Please print each record that follows precisely as it appears.

DATA SHOWN below:

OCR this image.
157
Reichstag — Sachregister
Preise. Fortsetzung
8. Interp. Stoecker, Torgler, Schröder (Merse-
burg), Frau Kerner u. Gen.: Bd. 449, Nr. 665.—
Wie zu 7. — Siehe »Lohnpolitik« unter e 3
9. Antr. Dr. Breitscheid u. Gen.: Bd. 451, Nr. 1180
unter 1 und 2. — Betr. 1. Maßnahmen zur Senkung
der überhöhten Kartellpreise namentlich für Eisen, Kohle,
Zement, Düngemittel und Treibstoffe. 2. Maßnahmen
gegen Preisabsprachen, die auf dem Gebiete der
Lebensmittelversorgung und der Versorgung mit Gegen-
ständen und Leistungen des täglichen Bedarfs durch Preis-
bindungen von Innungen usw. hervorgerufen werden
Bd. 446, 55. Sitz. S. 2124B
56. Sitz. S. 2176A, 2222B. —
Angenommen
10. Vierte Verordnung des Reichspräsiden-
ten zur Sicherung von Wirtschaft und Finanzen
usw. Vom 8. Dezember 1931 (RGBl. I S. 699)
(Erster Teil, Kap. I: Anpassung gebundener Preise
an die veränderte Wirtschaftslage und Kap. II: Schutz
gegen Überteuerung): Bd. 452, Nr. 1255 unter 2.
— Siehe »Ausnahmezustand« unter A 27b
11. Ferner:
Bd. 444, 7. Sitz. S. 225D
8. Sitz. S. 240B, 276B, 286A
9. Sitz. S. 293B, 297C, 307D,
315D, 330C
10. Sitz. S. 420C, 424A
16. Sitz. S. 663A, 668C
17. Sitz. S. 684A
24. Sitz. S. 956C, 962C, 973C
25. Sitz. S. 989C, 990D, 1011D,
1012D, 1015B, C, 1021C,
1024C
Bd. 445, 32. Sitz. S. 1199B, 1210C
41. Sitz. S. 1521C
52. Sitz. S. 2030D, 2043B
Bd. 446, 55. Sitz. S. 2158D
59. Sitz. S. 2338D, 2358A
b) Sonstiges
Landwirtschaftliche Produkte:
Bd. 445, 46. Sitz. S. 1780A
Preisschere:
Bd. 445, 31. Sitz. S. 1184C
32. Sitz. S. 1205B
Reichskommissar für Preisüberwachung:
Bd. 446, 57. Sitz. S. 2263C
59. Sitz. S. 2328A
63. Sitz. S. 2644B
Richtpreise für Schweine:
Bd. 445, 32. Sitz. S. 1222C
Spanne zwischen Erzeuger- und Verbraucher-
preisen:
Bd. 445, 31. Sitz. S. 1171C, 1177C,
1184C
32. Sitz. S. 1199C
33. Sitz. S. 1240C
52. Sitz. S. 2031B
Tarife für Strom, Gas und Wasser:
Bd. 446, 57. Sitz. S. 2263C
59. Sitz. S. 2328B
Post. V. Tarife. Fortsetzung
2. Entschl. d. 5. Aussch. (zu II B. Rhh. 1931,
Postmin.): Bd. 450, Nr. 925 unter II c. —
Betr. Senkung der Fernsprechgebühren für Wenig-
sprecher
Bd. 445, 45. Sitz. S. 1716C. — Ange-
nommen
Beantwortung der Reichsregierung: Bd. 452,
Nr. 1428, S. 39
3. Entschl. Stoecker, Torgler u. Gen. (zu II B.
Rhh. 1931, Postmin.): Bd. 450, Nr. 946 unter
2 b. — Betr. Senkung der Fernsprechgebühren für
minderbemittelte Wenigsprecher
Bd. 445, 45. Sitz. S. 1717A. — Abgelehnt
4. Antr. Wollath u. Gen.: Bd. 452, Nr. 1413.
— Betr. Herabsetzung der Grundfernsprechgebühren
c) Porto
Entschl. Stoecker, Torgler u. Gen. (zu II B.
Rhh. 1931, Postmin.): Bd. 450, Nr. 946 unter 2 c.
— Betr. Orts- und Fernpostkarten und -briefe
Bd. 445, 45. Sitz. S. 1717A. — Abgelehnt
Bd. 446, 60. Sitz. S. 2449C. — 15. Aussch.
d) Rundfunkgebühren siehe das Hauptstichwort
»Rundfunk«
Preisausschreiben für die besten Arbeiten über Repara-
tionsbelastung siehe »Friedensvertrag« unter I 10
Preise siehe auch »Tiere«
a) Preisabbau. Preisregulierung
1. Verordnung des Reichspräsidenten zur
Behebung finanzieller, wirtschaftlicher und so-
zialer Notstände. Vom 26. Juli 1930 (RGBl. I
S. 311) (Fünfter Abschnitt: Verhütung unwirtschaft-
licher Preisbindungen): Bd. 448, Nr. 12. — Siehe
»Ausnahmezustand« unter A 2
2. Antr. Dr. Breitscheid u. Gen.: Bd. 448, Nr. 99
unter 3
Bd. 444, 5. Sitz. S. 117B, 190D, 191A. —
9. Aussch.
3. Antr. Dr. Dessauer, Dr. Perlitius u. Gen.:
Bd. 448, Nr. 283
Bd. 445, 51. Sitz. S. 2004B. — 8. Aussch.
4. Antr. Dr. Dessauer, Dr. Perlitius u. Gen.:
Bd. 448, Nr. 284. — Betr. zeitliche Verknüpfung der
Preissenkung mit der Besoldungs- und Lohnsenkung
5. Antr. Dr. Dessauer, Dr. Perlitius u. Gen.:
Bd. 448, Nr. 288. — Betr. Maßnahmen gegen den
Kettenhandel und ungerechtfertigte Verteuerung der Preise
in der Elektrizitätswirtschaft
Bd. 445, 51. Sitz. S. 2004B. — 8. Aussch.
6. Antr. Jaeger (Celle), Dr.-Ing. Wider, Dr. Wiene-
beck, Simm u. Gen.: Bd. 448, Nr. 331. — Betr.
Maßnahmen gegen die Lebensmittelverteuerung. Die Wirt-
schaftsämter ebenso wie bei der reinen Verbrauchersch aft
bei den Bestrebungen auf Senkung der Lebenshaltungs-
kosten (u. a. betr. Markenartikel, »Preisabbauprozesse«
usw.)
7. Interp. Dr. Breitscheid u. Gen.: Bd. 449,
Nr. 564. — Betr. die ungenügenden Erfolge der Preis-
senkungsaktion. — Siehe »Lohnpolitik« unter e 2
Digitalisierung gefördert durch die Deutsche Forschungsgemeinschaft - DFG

End of DATA SHOWN.

● **COMPLETED TASK**
OCR this image.
157
Reichstag — Sachregister
Preise. Fortsetzung
8. Interp. Stoecker, Torgler, Schröder (Merse-
burg), Frau Kerner u. Gen.: Bd. 449, Nr. 665.—
Wie zu 7. — Siehe »Lohnpolitik« unter e 3
9. Antr. Dr. Breitscheid u. Gen.: Bd. 451, Nr. 1180
unter 1 und 2. — Betr. 1. Maßnahmen zur Senkung
der überhöhten Kartellpreise namentlich für Eisen, Kohle,
Zement, Düngemittel und Treibstoffe. 2. Maßnahmen
gegen Preisabsprachen, die auf dem Gebiete der
Lebensmittelversorgung und der Versorgung mit Gegen-
ständen und Leistungen des täglichen Bedarfs durch Preis-
bindungen von Innungen usw. hervorgerufen werden
Bd. 446, 55. Sitz. S. 2124B
56. Sitz. S. 2176A, 2222B. —
Angenommen
10. Vierte Verordnung des Reichspräsiden-
ten zur Sicherung von Wirtschaft und Finanzen
usw. Vom 8. Dezember 1931 (RGBl. I S. 699)
(Erster Teil, Kap. I: Anpassung gebundener Preise
an die veränderte Wirtschaftslage und Kap. II: Schutz
gegen Überteuerung): Bd. 452, Nr. 1255 unter 2.
— Siehe »Ausnahmezustand« unter A 27b
11. Ferner:
Bd. 444, 7. Sitz. S. 225D
8. Sitz. S. 240B, 276B, 286A
9. Sitz. S. 293B, 297C, 307D,
315D, 330C
10. Sitz. S. 420C, 424A
16. Sitz. S. 663A, 668C
17. Sitz. S. 684A
24. Sitz. S. 956C, 962C, 973C
25. Sitz. S. 989C, 990D, 1011D,
1012D, 1015B, C, 1021C,
1024C
Bd. 445, 32. Sitz. S. 1199B, 1210C
41. Sitz. S. 1521C
52. Sitz. S. 2030D, 2043B
Bd. 446, 55. Sitz. S. 2158D
59. Sitz. S. 2338D, 2358A
b) Sonstiges
Landwirtschaftliche Produkte:
Bd. 445, 46. Sitz. S. 1780A
Preisschere:
Bd. 445, 31. Sitz. S. 1184C
32. Sitz. S. 1205B
Reichskommissar für Preisüberwachung:
Bd. 446, 57. Sitz. S. 2263C
59. Sitz. S. 2328A
63. Sitz. S. 2644B
Richtpreise für Schweine:
Bd. 445, 32. Sitz. S. 1222C
Spanne zwischen Erzeuger- und Verbraucher-
preisen:
Bd. 445, 31. Sitz. S. 1171C, 1177C,
1184C
32. Sitz. S. 1199C
33. Sitz. S. 1240C
52. Sitz. S. 2031B
Tarife für Strom, Gas und Wasser:
Bd. 446, 57. Sitz. S. 2263C
59. Sitz. S. 2328B
Post. V. Tarife. Fortsetzung
2. Entschl. d. 5. Aussch. (zu II B. Rhh. 1931,
Postmin.): Bd. 450, Nr. 925 unter II c. —
Betr. Senkung der Fernsprechgebühren für Wenig-
sprecher
Bd. 445, 45. Sitz. S. 1716C. — Ange-
nommen
Beantwortung der Reichsregierung: Bd. 452,
Nr. 1428, S. 39
3. Entschl. Stoecker, Torgler u. Gen. (zu II B.
Rhh. 1931, Postmin.): Bd. 450, Nr. 946 unter
2 b. — Betr. Senkung der Fernsprechgebühren für
minderbemittelte Wenigsprecher
Bd. 445, 45. Sitz. S. 1717A. — Abgelehnt
4. Antr. Wollath u. Gen.: Bd. 452, Nr. 1413.
— Betr. Herabsetzung der Grundfernsprechgebühren
c) Porto
Entschl. Stoecker, Torgler u. Gen. (zu II B.
Rhh. 1931, Postmin.): Bd. 450, Nr. 946 unter 2 c.
— Betr. Orts- und Fernpostkarten und -briefe
Bd. 445, 45. Sitz. S. 1717A. — Abgelehnt
Bd. 446, 60. Sitz. S. 2449C. — 15. Aussch.
d) Rundfunkgebühren siehe das Hauptstichwort
»Rundfunk«
Preisausschreiben für die besten Arbeiten über Repara-
tionsbelastung siehe »Friedensvertrag« unter I 10
Preise siehe auch »Tiere«
a) Preisabbau. Preisregulierung
1. Verordnung des Reichspräsidenten zur
Behebung finanzieller, wirtschaftlicher und so-
zialer Notstände. Vom 26. Juli 1930 (RGBl. I
S. 311) (Fünfter Abschnitt: Verhütung unwirtschaft-
licher Preisbindungen): Bd. 448, Nr. 12. — Siehe
»Ausnahmezustand« unter A 2
2. Antr. Dr. Breitscheid u. Gen.: Bd. 448, Nr. 99
unter 3
Bd. 444, 5. Sitz. S. 117B, 190D, 191A. —
9. Aussch.
3. Antr. Dr. Dessauer, Dr. Perlitius u. Gen.:
Bd. 448, Nr. 283
Bd. 445, 51. Sitz. S. 2004B. — 8. Aussch.
4. Antr. Dr. Dessauer, Dr. Perlitius u. Gen.:
Bd. 448, Nr. 284. — Betr. zeitliche Verknüpfung der
Preissenkung mit der Besoldungs- und Lohnsenkung
5. Antr. Dr. Dessauer, Dr. Perlitius u. Gen.:
Bd. 448, Nr. 288. — Betr. Maßnahmen gegen den
Kettenhandel und ungerechtfertigte Verteuerung der Preise
in der Elektrizitätswirtschaft
Bd. 445, 51. Sitz. S. 2004B. — 8. Aussch.
6. Antr. Jaeger (Celle), Dr.-Ing. Wider, Dr. Wiene-
beck, Simm u. Gen.: Bd. 448, Nr. 331. — Betr.
Maßnahmen gegen die Lebensmittelverteuerung. Die Wirt-
schaftsämter ebenso wie bei der reinen Verbrauchersch aft
bei den Bestrebungen auf Senkung der Lebenshaltungs-
kosten (u. a. betr. Markenartikel, »Preisabbauprozesse«
usw.)
7. Interp. Dr. Breitscheid u. Gen.: Bd. 449,
Nr. 564. — Betr. die ungenügenden Erfolge der Preis-
senkungsaktion. — Siehe »Lohnpolitik« unter e 2
Digitalisierung gefördert durch die Deutsche Forschungsgemeinschaft - DFG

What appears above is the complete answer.